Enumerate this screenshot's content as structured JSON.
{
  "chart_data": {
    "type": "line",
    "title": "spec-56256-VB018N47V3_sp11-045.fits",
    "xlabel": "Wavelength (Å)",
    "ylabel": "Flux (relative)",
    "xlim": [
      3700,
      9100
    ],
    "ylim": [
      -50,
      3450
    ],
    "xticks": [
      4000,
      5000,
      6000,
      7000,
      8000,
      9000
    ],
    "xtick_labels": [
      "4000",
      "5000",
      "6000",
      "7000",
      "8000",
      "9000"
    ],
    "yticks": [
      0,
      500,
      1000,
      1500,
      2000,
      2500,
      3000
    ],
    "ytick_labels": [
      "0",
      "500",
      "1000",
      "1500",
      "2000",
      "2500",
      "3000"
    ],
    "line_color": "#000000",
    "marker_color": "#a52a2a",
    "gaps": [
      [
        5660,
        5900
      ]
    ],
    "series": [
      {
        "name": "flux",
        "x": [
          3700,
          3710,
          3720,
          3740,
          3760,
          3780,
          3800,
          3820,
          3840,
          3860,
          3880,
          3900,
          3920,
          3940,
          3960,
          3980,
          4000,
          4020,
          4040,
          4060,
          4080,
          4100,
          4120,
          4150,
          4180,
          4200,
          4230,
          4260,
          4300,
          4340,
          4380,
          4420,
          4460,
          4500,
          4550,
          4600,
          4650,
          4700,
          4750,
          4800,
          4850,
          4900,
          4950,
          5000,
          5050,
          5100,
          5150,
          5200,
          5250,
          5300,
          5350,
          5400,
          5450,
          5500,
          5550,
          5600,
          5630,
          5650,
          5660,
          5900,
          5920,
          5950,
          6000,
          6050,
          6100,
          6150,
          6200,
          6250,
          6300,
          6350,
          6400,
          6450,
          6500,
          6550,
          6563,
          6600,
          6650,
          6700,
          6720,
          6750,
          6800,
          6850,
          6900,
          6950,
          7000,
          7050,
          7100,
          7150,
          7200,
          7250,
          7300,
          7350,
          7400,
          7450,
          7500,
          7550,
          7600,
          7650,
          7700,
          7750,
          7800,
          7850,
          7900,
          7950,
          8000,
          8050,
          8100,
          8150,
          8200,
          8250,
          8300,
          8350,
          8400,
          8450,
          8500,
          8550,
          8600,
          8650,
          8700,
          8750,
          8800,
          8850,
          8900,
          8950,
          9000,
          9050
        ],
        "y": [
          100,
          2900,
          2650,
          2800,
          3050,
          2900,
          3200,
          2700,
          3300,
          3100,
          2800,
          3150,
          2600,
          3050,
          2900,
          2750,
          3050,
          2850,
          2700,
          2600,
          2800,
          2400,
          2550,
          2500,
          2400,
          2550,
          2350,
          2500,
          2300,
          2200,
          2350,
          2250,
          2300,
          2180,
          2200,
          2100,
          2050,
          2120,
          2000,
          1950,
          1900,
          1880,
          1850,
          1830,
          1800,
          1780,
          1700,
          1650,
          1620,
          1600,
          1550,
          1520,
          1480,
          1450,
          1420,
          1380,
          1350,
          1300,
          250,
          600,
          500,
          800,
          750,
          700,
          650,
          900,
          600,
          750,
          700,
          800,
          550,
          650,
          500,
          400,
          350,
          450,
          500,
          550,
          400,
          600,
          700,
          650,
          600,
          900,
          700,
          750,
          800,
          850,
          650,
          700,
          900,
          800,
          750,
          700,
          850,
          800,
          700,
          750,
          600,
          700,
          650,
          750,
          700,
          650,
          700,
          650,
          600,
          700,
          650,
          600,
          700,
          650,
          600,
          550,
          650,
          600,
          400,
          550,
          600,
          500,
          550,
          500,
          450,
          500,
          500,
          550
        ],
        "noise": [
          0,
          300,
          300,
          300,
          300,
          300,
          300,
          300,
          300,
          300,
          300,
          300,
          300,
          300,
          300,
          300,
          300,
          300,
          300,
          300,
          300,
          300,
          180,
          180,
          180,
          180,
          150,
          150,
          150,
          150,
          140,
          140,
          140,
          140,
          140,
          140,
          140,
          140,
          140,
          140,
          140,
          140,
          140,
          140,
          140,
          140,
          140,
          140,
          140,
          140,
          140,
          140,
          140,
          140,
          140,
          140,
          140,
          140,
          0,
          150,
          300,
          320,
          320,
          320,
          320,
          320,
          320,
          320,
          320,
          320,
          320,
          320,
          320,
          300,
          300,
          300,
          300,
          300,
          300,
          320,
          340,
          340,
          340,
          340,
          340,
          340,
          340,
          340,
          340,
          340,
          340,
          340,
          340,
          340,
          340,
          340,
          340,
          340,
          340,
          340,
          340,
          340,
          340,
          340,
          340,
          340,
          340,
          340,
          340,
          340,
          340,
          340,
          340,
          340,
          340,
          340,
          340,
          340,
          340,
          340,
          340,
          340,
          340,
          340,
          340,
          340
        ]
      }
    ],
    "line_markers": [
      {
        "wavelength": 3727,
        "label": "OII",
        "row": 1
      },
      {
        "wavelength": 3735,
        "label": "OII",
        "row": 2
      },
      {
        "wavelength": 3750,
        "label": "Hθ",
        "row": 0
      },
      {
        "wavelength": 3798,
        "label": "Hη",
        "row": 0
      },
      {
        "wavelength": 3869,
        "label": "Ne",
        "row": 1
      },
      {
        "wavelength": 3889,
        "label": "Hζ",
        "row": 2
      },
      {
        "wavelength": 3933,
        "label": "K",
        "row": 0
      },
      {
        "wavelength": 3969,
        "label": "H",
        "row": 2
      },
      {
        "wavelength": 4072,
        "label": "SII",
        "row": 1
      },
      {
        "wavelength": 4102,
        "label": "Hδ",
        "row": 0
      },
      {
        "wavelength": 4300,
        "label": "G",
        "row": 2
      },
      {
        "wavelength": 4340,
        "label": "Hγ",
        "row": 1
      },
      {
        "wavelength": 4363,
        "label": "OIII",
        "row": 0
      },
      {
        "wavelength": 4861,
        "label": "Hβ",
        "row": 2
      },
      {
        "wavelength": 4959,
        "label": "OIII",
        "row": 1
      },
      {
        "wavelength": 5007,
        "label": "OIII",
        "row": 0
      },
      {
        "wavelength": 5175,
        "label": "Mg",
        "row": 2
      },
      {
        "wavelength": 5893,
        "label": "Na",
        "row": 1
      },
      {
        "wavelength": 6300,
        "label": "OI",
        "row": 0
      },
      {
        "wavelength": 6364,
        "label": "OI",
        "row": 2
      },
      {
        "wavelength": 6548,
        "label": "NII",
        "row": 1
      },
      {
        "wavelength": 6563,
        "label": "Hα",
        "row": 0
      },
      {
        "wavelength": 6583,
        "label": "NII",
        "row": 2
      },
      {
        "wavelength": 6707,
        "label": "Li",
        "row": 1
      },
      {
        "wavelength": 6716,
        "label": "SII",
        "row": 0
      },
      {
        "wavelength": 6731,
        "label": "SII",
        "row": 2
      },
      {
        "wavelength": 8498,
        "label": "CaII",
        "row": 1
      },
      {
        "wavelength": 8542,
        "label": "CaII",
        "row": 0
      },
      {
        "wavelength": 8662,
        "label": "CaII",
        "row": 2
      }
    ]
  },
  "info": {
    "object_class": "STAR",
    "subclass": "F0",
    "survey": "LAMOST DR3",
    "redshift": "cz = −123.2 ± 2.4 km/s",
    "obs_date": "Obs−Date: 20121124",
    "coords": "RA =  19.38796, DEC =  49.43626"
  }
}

Exercise aim:
Reproduce all the data word for word.

Exercise result:
Enumerate this screenshot's content as structured JSON.
{
  "chart_data": {
    "type": "line",
    "title": "spec-56256-VB018N47V3_sp11-045.fits",
    "xlabel": "Wavelength (Å)",
    "ylabel": "Flux (relative)",
    "xlim": [
      3700,
      9100
    ],
    "ylim": [
      -50,
      3450
    ],
    "xticks": [
      4000,
      5000,
      6000,
      7000,
      8000,
      9000
    ],
    "xtick_labels": [
      "4000",
      "5000",
      "6000",
      "7000",
      "8000",
      "9000"
    ],
    "yticks": [
      0,
      500,
      1000,
      1500,
      2000,
      2500,
      3000
    ],
    "ytick_labels": [
      "0",
      "500",
      "1000",
      "1500",
      "2000",
      "2500",
      "3000"
    ],
    "line_color": "#000000",
    "marker_color": "#a52a2a",
    "gaps": [
      [
        5660,
        5900
      ]
    ],
    "series": [
      {
        "name": "flux",
        "x": [
          3700,
          3710,
          3720,
          3740,
          3760,
          3780,
          3800,
          3820,
          3840,
          3860,
          3880,
          3900,
          3920,
          3940,
          3960,
          3980,
          4000,
          4020,
          4040,
          4060,
          4080,
          4100,
          4120,
          4150,
          4180,
          4200,
          4230,
          4260,
          4300,
          4340,
          4380,
          4420,
          4460,
          4500,
          4550,
          4600,
          4650,
          4700,
          4750,
          4800,
          4850,
          4900,
          4950,
          5000,
          5050,
          5100,
          5150,
          5200,
          5250,
          5300,
          5350,
          5400,
          5450,
          5500,
          5550,
          5600,
          5630,
          5650,
          5660,
          5900,
          5920,
          5950,
          6000,
          6050,
          6100,
          6150,
          6200,
          6250,
          6300,
          6350,
          6400,
          6450,
          6500,
          6550,
          6563,
          6600,
          6650,
          6700,
          6720,
          6750,
          6800,
          6850,
          6900,
          6950,
          7000,
          7050,
          7100,
          7150,
          7200,
          7250,
          7300,
          7350,
          7400,
          7450,
          7500,
          7550,
          7600,
          7650,
          7700,
          7750,
          7800,
          7850,
          7900,
          7950,
          8000,
          8050,
          8100,
          8150,
          8200,
          8250,
          8300,
          8350,
          8400,
          8450,
          8500,
          8550,
          8600,
          8650,
          8700,
          8750,
          8800,
          8850,
          8900,
          8950,
          9000,
          9050
        ],
        "y": [
          100,
          2900,
          2650,
          2800,
          3050,
          2900,
          3200,
          2700,
          3300,
          3100,
          2800,
          3150,
          2600,
          3050,
          2900,
          2750,
          3050,
          2850,
          2700,
          2600,
          2800,
          2400,
          2550,
          2500,
          2400,
          2550,
          2350,
          2500,
          2300,
          2200,
          2350,
          2250,
          2300,
          2180,
          2200,
          2100,
          2050,
          2120,
          2000,
          1950,
          1900,
          1880,
          1850,
          1830,
          1800,
          1780,
          1700,
          1650,
          1620,
          1600,
          1550,
          1520,
          1480,
          1450,
          1420,
          1380,
          1350,
          1300,
          250,
          600,
          500,
          800,
          750,
          700,
          650,
          900,
          600,
          750,
          700,
          800,
          550,
          650,
          500,
          400,
          350,
          450,
          500,
          550,
          400,
          600,
          700,
          650,
          600,
          900,
          700,
          750,
          800,
          850,
          650,
          700,
          900,
          800,
          750,
          700,
          850,
          800,
          700,
          750,
          600,
          700,
          650,
          750,
          700,
          650,
          700,
          650,
          600,
          700,
          650,
          600,
          700,
          650,
          600,
          550,
          650,
          600,
          400,
          550,
          600,
          500,
          550,
          500,
          450,
          500,
          500,
          550
        ],
        "noise": [
          0,
          300,
          300,
          300,
          300,
          300,
          300,
          300,
          300,
          300,
          300,
          300,
          300,
          300,
          300,
          300,
          300,
          300,
          300,
          300,
          300,
          300,
          180,
          180,
          180,
          180,
          150,
          150,
          150,
          150,
          140,
          140,
          140,
          140,
          140,
          140,
          140,
          140,
          140,
          140,
          140,
          140,
          140,
          140,
          140,
          140,
          140,
          140,
          140,
          140,
          140,
          140,
          140,
          140,
          140,
          140,
          140,
          140,
          0,
          150,
          300,
          320,
          320,
          320,
          320,
          320,
          320,
          320,
          320,
          320,
          320,
          320,
          320,
          300,
          300,
          300,
          300,
          300,
          300,
          320,
          340,
          340,
          340,
          340,
          340,
          340,
          340,
          340,
          340,
          340,
          340,
          340,
          340,
          340,
          340,
          340,
          340,
          340,
          340,
          340,
          340,
          340,
          340,
          340,
          340,
          340,
          340,
          340,
          340,
          340,
          340,
          340,
          340,
          340,
          340,
          340,
          340,
          340,
          340,
          340,
          340,
          340,
          340,
          340,
          340,
          340
        ]
      }
    ],
    "line_markers": [
      {
        "wavelength": 3727,
        "label": "OII",
        "row": 1
      },
      {
        "wavelength": 3735,
        "label": "OII",
        "row": 2
      },
      {
        "wavelength": 3750,
        "label": "Hθ",
        "row": 0
      },
      {
        "wavelength": 3798,
        "label": "Hη",
        "row": 0
      },
      {
        "wavelength": 3869,
        "label": "Ne",
        "row": 1
      },
      {
        "wavelength": 3889,
        "label": "Hζ",
        "row": 2
      },
      {
        "wavelength": 3933,
        "label": "K",
        "row": 0
      },
      {
        "wavelength": 3969,
        "label": "H",
        "row": 2
      },
      {
        "wavelength": 4072,
        "label": "SII",
        "row": 1
      },
      {
        "wavelength": 4102,
        "label": "Hδ",
        "row": 0
      },
      {
        "wavelength": 4300,
        "label": "G",
        "row": 2
      },
      {
        "wavelength": 4340,
        "label": "Hγ",
        "row": 1
      },
      {
        "wavelength": 4363,
        "label": "OIII",
        "row": 0
      },
      {
        "wavelength": 4861,
        "label": "Hβ",
        "row": 2
      },
      {
        "wavelength": 4959,
        "label": "OIII",
        "row": 1
      },
      {
        "wavelength": 5007,
        "label": "OIII",
        "row": 0
      },
      {
        "wavelength": 5175,
        "label": "Mg",
        "row": 2
      },
      {
        "wavelength": 5893,
        "label": "Na",
        "row": 1
      },
      {
        "wavelength": 6300,
        "label": "OI",
        "row": 0
      },
      {
        "wavelength": 6364,
        "label": "OI",
        "row": 2
      },
      {
        "wavelength": 6548,
        "label": "NII",
        "row": 1
      },
      {
        "wavelength": 6563,
        "label": "Hα",
        "row": 0
      },
      {
        "wavelength": 6583,
        "label": "NII",
        "row": 2
      },
      {
        "wavelength": 6707,
        "label": "Li",
        "row": 1
      },
      {
        "wavelength": 6716,
        "label": "SII",
        "row": 0
      },
      {
        "wavelength": 6731,
        "label": "SII",
        "row": 2
      },
      {
        "wavelength": 8498,
        "label": "CaII",
        "row": 1
      },
      {
        "wavelength": 8542,
        "label": "CaII",
        "row": 0
      },
      {
        "wavelength": 8662,
        "label": "CaII",
        "row": 2
      }
    ]
  },
  "info": {
    "object_class": "STAR",
    "subclass": "F0",
    "survey": "LAMOST DR3",
    "redshift": "cz = −123.2 ± 2.4 km/s",
    "obs_date": "Obs−Date: 20121124",
    "coords": "RA =  19.38796, DEC =  49.43626"
  }
}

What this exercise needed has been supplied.